◆ Task statement:
Each line that holds the word "this" counts once; report the total and nothing else.

◆ Dataset:

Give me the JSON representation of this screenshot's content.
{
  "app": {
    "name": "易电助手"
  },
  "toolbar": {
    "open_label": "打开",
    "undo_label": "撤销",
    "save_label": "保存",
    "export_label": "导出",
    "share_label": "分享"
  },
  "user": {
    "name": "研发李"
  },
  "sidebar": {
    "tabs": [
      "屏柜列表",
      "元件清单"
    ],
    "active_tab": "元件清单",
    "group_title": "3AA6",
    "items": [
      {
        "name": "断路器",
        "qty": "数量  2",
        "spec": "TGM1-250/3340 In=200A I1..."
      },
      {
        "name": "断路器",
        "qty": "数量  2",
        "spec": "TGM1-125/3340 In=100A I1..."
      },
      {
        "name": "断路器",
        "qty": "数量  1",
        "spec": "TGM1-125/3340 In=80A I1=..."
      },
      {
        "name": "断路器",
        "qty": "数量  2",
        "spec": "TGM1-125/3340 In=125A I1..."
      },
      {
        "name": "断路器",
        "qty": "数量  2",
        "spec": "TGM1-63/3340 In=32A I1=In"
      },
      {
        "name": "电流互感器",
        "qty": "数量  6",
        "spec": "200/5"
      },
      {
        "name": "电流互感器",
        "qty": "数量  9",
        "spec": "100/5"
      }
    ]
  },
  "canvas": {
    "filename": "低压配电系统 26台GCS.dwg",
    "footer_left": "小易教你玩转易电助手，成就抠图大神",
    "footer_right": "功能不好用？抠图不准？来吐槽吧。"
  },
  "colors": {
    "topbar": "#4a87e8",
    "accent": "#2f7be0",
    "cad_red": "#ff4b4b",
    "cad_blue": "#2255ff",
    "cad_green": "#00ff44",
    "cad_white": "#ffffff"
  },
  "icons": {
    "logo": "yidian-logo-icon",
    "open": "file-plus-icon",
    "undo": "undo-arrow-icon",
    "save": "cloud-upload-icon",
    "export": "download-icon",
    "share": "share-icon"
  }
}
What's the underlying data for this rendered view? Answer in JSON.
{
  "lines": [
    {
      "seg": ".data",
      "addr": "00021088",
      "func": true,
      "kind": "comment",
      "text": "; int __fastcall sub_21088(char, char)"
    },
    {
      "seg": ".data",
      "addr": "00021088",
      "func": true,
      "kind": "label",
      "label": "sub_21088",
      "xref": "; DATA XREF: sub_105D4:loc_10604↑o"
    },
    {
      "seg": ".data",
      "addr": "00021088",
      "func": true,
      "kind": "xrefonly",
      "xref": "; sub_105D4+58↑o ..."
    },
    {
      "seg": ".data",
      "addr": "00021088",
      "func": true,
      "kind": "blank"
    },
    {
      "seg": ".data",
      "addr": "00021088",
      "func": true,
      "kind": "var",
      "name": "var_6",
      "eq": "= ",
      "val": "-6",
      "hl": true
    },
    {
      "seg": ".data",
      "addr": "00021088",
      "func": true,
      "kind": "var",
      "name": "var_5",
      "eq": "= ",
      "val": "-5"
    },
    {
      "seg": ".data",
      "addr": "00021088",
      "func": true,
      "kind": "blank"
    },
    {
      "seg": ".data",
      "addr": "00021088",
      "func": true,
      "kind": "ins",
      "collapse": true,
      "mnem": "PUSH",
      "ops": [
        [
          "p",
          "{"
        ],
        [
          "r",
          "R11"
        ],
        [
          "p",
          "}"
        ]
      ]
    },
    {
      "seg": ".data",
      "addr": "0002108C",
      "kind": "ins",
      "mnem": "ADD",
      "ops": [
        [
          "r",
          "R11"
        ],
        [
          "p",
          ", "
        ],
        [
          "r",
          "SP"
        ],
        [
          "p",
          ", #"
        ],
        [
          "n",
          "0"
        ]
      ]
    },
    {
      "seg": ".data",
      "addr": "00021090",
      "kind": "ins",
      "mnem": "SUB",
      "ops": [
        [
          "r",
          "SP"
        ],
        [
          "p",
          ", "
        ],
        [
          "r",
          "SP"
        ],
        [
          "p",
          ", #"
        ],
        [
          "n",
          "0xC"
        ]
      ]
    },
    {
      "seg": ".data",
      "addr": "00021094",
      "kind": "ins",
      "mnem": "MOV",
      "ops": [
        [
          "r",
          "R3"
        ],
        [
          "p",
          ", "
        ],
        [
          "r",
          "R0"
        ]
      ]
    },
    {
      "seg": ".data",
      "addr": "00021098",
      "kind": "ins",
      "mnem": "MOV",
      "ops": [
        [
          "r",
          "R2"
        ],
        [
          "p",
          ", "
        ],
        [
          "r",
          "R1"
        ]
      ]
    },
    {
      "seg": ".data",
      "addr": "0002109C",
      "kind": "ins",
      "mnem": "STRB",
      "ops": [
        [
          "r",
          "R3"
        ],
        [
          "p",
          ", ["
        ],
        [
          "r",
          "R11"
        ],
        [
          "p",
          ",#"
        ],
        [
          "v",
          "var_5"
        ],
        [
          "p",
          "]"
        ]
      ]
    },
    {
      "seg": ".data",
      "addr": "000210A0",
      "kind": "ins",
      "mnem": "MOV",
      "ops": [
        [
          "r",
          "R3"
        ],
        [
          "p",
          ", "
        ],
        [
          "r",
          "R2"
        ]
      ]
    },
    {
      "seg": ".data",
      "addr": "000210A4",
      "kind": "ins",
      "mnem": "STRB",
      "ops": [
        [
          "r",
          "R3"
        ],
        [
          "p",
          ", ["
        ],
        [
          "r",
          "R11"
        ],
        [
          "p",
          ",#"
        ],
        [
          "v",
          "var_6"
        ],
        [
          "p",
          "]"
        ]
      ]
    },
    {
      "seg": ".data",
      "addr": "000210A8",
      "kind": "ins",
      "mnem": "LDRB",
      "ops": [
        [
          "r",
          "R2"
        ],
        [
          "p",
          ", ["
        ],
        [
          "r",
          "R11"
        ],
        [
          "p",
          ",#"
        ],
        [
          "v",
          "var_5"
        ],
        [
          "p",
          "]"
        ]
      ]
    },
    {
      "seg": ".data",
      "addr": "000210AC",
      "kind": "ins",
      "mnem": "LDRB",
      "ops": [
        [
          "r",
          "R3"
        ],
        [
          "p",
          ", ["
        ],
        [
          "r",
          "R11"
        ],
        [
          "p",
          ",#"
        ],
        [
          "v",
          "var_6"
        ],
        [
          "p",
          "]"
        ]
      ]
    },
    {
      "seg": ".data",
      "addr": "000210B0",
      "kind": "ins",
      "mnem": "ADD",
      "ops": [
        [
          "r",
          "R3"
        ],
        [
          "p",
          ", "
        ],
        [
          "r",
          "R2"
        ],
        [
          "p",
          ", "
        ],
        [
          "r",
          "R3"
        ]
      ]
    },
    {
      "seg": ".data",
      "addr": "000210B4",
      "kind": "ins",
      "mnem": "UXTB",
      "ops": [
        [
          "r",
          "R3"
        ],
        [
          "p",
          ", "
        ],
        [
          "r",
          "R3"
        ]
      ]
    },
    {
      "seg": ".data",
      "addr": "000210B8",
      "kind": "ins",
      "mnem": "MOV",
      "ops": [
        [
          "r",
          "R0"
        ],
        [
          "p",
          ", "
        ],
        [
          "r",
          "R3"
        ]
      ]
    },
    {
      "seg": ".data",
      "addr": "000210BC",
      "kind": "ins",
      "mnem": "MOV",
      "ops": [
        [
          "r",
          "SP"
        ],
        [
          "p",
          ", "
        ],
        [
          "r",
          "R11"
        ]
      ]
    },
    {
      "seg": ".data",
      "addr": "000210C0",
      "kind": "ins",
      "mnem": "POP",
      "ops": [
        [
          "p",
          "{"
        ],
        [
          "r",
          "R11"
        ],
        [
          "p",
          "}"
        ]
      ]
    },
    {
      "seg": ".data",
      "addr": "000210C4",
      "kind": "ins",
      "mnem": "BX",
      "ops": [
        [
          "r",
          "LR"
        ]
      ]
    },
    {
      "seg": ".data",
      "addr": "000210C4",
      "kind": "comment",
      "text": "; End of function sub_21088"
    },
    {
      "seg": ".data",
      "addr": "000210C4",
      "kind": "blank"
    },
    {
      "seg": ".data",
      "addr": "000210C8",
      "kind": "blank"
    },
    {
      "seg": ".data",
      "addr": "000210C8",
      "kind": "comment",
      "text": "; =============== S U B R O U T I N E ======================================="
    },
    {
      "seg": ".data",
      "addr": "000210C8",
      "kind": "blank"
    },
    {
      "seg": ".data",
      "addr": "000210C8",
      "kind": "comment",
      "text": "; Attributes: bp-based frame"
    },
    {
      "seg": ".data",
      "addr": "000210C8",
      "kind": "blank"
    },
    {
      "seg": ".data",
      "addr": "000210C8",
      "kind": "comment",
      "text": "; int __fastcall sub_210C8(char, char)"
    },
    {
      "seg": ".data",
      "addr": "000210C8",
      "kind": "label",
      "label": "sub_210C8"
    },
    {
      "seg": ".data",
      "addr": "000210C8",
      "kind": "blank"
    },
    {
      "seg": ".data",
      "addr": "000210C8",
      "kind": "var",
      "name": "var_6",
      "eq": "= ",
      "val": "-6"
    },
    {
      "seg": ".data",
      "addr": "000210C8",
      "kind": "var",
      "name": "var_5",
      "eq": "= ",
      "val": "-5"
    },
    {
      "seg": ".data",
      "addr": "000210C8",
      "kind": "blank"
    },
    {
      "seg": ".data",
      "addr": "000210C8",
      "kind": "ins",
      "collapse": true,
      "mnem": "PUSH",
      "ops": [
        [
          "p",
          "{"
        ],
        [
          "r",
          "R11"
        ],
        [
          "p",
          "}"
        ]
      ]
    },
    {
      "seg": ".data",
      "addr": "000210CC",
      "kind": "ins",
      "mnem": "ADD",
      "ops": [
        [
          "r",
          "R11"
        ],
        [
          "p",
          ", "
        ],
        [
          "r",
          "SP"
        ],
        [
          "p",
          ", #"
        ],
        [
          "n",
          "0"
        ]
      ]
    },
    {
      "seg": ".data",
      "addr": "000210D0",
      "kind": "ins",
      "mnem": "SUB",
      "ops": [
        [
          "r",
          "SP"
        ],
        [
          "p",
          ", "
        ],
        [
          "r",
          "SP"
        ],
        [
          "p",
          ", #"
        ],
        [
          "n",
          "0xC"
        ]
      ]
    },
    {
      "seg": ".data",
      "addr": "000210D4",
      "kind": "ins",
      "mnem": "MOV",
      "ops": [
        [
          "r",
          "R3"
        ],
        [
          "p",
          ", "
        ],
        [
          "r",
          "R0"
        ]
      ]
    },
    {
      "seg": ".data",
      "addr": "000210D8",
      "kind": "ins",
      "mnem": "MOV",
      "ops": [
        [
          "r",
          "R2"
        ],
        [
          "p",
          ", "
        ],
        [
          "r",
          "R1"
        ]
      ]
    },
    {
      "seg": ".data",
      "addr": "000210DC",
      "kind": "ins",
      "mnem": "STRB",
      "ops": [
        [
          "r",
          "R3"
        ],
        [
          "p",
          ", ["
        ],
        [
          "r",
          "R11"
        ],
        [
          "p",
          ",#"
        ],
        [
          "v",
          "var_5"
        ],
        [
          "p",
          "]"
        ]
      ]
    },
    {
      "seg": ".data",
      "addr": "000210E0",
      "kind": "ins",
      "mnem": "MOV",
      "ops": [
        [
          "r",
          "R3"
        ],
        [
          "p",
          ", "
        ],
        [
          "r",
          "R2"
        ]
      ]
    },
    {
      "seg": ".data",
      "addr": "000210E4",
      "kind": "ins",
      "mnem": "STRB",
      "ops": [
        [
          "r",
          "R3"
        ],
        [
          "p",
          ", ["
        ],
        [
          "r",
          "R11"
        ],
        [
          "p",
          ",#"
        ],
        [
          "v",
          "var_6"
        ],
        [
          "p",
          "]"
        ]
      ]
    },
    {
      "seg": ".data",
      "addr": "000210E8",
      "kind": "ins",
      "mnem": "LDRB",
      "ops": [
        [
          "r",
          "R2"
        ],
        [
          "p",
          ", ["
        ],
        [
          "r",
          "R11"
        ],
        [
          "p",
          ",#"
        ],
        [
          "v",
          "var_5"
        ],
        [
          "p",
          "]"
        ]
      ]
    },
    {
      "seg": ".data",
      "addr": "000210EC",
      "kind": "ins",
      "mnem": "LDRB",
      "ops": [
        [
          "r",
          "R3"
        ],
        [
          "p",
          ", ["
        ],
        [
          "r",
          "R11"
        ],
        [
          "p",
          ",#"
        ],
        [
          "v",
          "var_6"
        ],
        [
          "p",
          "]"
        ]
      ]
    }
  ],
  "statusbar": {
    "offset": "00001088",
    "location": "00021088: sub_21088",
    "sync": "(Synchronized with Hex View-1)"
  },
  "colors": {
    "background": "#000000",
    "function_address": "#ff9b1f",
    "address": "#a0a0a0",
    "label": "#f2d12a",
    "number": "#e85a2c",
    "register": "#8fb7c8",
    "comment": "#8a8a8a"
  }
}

◆ Task solution:
2